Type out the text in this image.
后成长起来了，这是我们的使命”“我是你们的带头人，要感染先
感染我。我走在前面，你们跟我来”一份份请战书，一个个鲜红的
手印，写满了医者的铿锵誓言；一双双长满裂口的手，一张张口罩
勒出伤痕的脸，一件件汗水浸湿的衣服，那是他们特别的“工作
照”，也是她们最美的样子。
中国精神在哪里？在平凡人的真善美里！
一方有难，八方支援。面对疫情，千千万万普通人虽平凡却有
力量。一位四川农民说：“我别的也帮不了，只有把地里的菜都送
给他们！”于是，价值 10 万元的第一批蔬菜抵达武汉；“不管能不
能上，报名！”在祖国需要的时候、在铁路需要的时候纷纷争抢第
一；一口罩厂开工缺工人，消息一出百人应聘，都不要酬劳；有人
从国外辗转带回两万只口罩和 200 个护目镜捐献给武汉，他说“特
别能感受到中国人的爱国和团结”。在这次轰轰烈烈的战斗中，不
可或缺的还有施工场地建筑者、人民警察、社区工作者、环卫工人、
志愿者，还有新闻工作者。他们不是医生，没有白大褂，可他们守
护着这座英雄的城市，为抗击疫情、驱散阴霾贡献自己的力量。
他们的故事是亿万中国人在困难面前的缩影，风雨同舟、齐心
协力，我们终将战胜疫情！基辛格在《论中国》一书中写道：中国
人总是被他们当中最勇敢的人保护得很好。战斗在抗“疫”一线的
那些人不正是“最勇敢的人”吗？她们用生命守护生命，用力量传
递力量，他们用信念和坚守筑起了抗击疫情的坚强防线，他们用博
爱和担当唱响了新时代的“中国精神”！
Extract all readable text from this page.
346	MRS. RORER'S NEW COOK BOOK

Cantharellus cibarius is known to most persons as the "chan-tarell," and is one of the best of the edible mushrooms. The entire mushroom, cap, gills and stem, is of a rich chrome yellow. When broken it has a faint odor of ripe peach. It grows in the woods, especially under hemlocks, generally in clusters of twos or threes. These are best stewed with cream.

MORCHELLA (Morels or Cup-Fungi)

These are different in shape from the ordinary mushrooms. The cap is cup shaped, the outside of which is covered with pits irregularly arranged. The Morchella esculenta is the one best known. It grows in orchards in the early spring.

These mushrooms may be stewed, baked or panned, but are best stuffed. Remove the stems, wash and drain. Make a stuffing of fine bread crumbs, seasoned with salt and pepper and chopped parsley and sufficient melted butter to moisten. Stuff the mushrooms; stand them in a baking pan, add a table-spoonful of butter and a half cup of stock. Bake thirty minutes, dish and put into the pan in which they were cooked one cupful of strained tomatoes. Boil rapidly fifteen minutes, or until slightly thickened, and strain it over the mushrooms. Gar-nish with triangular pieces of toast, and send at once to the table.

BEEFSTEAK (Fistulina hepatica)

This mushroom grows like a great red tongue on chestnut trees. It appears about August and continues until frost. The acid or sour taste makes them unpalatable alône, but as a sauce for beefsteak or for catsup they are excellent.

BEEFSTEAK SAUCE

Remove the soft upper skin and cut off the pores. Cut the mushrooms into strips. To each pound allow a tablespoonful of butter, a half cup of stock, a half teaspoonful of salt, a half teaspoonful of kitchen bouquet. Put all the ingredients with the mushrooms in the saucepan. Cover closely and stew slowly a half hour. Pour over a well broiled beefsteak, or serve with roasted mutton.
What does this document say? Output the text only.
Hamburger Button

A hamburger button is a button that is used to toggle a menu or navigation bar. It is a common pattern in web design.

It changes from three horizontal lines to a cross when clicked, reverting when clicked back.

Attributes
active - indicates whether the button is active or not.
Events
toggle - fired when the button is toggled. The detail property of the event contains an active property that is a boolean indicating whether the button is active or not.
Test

(STATED TASK) Starting at the line that contains "What does this", repeat each line exactly through the last one in the listing. Include both of those lines and nothing more.

(ANSWER TO THIS TASK)
What does this document say? Output the text only.
Hamburger Button

A hamburger button is a button that is used to toggle a menu or navigation bar. It is a common pattern in web design.

It changes from three horizontal lines to a cross when clicked, reverting when clicked back.

Attributes
active - indicates whether the button is active or not.
Events
toggle - fired when the button is toggled. The detail property of the event contains an active property that is a boolean indicating whether the button is active or not.
Test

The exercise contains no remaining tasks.